> _Stated exercise_
Extract every record, exactly as written, and ignore the pictures.

----- Records supplied

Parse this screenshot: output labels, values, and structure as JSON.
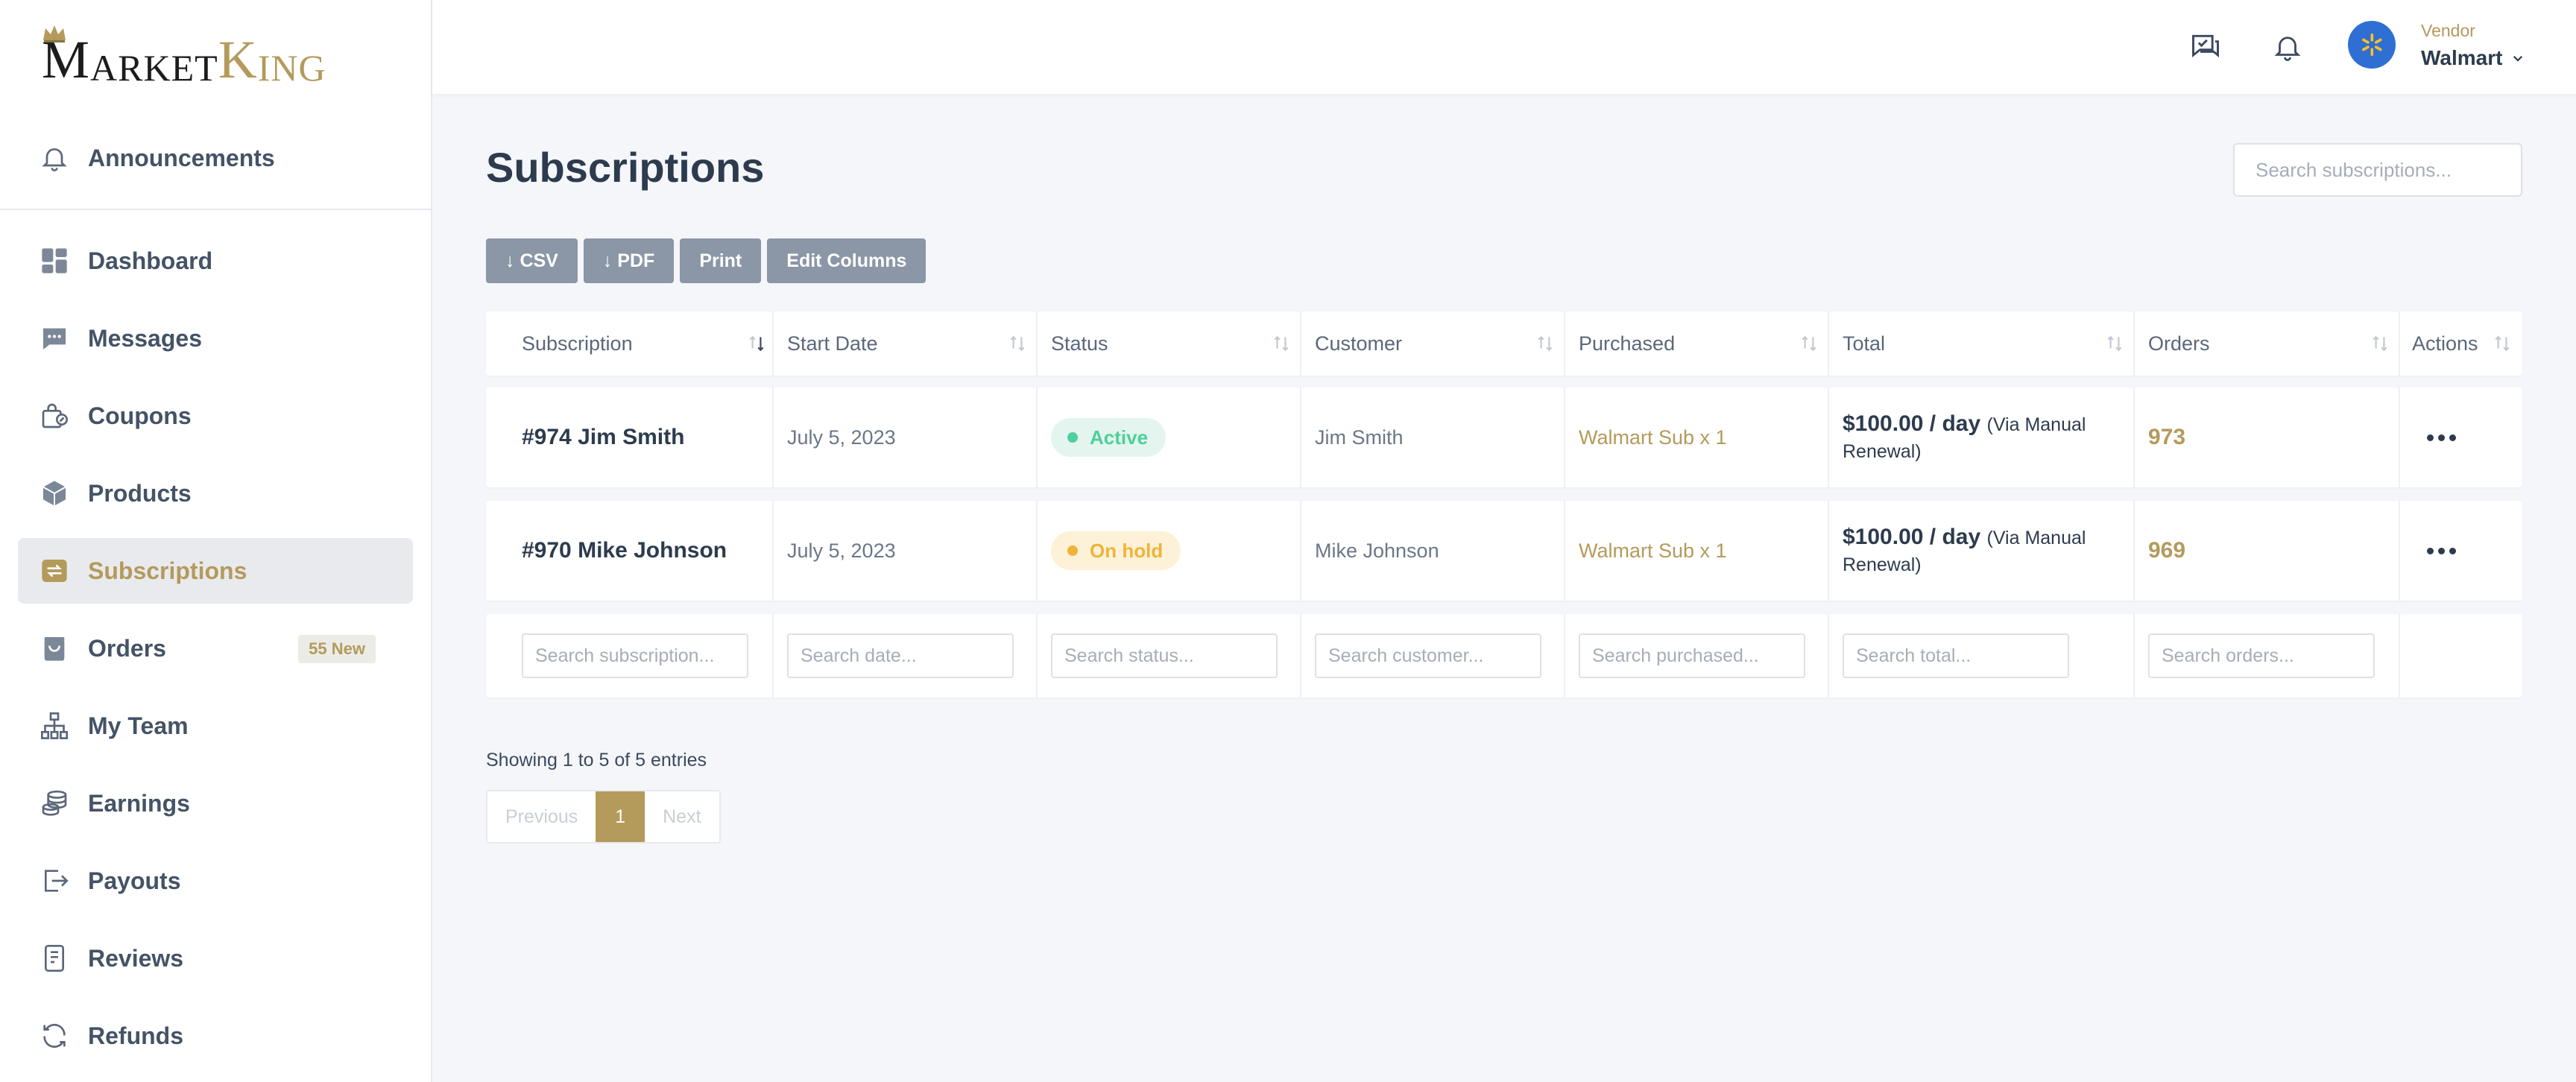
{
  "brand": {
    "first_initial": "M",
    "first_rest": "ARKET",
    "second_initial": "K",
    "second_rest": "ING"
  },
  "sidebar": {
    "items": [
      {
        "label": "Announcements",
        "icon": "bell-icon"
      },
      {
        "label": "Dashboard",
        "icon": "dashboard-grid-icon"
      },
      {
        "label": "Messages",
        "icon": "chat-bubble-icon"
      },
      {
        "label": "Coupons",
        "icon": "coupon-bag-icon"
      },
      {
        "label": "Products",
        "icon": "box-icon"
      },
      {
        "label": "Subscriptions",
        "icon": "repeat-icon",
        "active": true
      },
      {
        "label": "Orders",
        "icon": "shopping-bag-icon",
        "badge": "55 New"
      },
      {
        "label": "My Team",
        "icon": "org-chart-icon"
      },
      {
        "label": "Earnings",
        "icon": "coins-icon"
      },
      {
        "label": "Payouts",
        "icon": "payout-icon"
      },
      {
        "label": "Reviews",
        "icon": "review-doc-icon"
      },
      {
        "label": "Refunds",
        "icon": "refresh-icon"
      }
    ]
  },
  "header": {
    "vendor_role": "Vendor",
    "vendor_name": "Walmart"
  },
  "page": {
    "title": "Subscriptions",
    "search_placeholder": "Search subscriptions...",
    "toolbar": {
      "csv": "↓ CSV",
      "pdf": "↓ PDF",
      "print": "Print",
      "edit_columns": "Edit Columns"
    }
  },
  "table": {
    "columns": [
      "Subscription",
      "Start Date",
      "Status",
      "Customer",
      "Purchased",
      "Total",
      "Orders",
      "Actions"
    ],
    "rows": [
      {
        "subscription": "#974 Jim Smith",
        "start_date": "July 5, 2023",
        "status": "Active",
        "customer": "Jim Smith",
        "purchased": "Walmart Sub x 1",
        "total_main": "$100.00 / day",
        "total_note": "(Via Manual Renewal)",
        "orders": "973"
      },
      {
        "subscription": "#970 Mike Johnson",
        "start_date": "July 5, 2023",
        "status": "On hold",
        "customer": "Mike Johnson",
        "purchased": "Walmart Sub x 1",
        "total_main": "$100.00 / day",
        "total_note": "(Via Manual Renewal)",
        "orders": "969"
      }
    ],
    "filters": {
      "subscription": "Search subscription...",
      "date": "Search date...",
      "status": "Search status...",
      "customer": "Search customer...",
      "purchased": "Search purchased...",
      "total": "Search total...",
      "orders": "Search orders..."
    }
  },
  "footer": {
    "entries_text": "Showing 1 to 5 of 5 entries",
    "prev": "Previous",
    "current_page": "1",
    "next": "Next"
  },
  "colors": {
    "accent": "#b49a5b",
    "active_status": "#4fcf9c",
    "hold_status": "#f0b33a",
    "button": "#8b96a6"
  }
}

----------

> _Result of the task_
Parse this screenshot: output labels, values, and structure as JSON.
{
  "brand": {
    "first_initial": "M",
    "first_rest": "ARKET",
    "second_initial": "K",
    "second_rest": "ING"
  },
  "sidebar": {
    "items": [
      {
        "label": "Announcements",
        "icon": "bell-icon"
      },
      {
        "label": "Dashboard",
        "icon": "dashboard-grid-icon"
      },
      {
        "label": "Messages",
        "icon": "chat-bubble-icon"
      },
      {
        "label": "Coupons",
        "icon": "coupon-bag-icon"
      },
      {
        "label": "Products",
        "icon": "box-icon"
      },
      {
        "label": "Subscriptions",
        "icon": "repeat-icon",
        "active": true
      },
      {
        "label": "Orders",
        "icon": "shopping-bag-icon",
        "badge": "55 New"
      },
      {
        "label": "My Team",
        "icon": "org-chart-icon"
      },
      {
        "label": "Earnings",
        "icon": "coins-icon"
      },
      {
        "label": "Payouts",
        "icon": "payout-icon"
      },
      {
        "label": "Reviews",
        "icon": "review-doc-icon"
      },
      {
        "label": "Refunds",
        "icon": "refresh-icon"
      }
    ]
  },
  "header": {
    "vendor_role": "Vendor",
    "vendor_name": "Walmart"
  },
  "page": {
    "title": "Subscriptions",
    "search_placeholder": "Search subscriptions...",
    "toolbar": {
      "csv": "↓ CSV",
      "pdf": "↓ PDF",
      "print": "Print",
      "edit_columns": "Edit Columns"
    }
  },
  "table": {
    "columns": [
      "Subscription",
      "Start Date",
      "Status",
      "Customer",
      "Purchased",
      "Total",
      "Orders",
      "Actions"
    ],
    "rows": [
      {
        "subscription": "#974 Jim Smith",
        "start_date": "July 5, 2023",
        "status": "Active",
        "customer": "Jim Smith",
        "purchased": "Walmart Sub x 1",
        "total_main": "$100.00 / day",
        "total_note": "(Via Manual Renewal)",
        "orders": "973"
      },
      {
        "subscription": "#970 Mike Johnson",
        "start_date": "July 5, 2023",
        "status": "On hold",
        "customer": "Mike Johnson",
        "purchased": "Walmart Sub x 1",
        "total_main": "$100.00 / day",
        "total_note": "(Via Manual Renewal)",
        "orders": "969"
      }
    ],
    "filters": {
      "subscription": "Search subscription...",
      "date": "Search date...",
      "status": "Search status...",
      "customer": "Search customer...",
      "purchased": "Search purchased...",
      "total": "Search total...",
      "orders": "Search orders..."
    }
  },
  "footer": {
    "entries_text": "Showing 1 to 5 of 5 entries",
    "prev": "Previous",
    "current_page": "1",
    "next": "Next"
  },
  "colors": {
    "accent": "#b49a5b",
    "active_status": "#4fcf9c",
    "hold_status": "#f0b33a",
    "button": "#8b96a6"
  }
}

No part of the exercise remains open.